======== INFORMATION GIVEN

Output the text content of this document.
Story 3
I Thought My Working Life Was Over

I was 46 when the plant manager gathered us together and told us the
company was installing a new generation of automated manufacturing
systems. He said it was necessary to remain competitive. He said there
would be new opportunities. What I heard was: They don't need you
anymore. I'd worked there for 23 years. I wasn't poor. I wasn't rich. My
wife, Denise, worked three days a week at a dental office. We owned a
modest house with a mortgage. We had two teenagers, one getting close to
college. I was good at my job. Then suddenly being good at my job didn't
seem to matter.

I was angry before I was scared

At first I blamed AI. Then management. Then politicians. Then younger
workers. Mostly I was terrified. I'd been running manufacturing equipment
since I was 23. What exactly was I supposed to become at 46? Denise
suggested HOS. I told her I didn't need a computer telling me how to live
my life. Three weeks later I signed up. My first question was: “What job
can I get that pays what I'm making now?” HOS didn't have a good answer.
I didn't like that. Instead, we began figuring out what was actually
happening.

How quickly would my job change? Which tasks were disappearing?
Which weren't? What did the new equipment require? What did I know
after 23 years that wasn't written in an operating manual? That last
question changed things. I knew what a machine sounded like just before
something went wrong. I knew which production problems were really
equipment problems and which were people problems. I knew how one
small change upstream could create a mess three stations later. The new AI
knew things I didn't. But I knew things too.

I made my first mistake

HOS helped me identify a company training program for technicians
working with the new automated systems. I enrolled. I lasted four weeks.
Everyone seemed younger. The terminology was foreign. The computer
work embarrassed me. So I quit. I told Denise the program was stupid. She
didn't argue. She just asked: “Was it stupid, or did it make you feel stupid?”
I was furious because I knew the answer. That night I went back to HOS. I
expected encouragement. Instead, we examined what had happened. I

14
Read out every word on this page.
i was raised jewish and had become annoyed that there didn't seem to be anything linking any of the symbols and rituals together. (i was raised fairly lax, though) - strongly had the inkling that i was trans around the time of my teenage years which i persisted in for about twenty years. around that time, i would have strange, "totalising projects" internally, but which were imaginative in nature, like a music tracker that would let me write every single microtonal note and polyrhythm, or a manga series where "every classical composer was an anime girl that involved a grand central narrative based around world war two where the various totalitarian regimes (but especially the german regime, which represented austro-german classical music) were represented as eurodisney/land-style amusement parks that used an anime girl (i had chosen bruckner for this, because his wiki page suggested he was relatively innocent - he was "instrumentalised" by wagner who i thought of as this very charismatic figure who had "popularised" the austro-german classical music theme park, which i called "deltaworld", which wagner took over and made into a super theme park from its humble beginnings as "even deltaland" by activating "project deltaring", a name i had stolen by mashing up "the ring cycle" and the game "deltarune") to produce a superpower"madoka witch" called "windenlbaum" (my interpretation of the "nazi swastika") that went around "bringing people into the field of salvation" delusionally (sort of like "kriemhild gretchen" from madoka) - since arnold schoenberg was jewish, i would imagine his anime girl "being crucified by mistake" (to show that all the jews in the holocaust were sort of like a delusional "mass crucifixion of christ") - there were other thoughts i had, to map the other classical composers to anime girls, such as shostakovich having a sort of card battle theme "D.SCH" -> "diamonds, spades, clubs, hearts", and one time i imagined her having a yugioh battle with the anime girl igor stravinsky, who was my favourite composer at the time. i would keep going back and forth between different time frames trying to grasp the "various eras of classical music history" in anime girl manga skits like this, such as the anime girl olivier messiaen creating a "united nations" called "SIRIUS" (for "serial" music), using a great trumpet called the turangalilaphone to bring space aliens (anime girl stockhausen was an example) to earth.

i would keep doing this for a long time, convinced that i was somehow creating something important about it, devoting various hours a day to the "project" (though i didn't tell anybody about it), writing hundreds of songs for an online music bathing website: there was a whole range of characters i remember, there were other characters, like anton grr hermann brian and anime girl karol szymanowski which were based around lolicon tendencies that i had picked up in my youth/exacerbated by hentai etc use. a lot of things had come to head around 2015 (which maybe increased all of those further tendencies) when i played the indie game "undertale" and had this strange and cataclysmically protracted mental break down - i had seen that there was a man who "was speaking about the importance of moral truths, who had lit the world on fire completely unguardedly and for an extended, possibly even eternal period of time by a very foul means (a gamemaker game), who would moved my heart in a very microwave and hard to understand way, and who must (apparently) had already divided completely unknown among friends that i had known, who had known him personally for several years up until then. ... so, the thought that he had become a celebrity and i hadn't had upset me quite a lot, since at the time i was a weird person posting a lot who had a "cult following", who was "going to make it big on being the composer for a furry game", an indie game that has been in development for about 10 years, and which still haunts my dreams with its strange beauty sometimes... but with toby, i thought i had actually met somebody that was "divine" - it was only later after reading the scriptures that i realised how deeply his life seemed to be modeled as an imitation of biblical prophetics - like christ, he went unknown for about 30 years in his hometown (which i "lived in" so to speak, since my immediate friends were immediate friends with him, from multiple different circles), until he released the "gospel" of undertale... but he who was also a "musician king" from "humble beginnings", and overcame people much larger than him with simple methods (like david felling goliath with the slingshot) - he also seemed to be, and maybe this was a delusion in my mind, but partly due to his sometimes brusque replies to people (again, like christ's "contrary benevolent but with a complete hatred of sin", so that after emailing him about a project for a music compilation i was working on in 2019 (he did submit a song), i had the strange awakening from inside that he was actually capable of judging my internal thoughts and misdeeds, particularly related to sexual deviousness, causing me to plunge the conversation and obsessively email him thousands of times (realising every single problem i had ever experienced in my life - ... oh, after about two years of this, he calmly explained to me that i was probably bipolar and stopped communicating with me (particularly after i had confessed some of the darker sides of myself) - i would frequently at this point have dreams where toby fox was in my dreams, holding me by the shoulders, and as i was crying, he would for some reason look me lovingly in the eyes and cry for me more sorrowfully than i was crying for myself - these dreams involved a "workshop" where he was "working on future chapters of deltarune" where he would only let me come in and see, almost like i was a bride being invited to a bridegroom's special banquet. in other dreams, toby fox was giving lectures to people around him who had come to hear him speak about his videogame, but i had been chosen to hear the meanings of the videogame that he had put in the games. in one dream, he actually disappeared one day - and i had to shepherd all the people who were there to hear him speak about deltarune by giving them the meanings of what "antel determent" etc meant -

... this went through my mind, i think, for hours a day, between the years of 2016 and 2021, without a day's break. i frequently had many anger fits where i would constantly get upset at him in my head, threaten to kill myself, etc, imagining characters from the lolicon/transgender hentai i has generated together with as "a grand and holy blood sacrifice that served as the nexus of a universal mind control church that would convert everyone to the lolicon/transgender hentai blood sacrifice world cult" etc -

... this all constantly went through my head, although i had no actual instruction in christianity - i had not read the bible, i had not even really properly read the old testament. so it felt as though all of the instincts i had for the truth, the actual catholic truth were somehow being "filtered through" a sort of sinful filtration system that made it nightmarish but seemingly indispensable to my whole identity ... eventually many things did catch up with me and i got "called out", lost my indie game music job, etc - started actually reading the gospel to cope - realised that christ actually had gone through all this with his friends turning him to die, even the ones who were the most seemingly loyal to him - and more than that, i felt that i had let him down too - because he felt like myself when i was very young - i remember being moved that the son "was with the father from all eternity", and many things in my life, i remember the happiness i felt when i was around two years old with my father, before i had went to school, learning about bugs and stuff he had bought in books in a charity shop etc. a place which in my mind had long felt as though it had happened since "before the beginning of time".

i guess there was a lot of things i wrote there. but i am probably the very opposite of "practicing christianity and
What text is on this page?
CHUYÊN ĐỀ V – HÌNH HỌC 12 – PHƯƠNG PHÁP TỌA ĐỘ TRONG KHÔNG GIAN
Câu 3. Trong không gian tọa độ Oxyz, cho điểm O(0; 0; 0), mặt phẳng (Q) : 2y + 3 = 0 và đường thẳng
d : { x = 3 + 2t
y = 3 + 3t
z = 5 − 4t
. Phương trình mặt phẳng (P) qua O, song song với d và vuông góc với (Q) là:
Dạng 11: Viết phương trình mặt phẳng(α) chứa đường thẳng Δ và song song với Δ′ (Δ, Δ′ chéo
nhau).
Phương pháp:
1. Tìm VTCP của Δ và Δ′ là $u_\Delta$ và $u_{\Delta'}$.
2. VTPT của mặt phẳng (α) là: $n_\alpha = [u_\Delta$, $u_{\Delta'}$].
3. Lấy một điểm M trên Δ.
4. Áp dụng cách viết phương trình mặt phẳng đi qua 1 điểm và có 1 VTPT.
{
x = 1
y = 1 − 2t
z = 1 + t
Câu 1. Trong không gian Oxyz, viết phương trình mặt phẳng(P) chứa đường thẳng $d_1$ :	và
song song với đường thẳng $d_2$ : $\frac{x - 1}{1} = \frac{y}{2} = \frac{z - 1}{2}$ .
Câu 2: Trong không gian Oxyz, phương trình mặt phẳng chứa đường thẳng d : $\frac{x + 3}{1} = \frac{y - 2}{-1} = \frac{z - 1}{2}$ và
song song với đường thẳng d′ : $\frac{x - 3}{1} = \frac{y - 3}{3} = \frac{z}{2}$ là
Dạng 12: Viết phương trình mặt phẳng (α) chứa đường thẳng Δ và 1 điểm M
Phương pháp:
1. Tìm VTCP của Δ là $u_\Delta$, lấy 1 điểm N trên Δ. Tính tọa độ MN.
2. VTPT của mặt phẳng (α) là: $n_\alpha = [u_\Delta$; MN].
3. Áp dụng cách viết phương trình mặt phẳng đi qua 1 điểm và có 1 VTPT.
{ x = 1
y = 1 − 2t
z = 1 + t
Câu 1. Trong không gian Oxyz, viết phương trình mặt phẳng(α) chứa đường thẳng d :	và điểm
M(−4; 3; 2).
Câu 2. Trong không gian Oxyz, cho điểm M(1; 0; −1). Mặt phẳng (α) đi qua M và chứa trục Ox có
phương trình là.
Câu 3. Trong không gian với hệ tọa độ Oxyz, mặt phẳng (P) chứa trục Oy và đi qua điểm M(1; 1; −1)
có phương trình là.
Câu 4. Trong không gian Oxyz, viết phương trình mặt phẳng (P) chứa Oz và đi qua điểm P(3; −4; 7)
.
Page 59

================

▸ AIM OF THE EXERCISE
Which lines hold the word "frac"? Copy each of them from the records.

▸ RESULT FOR THIS TASK
song song với đường thẳng $d_2$ : $\frac{x - 1}{1} = \frac{y}{2} = \frac{z - 1}{2}$ .
Câu 2: Trong không gian Oxyz, phương trình mặt phẳng chứa đường thẳng d : $\frac{x + 3}{1} = \frac{y - 2}{-1} = \frac{z - 1}{2}$ và
song song với đường thẳng d′ : $\frac{x - 3}{1} = \frac{y - 3}{3} = \frac{z}{2}$ là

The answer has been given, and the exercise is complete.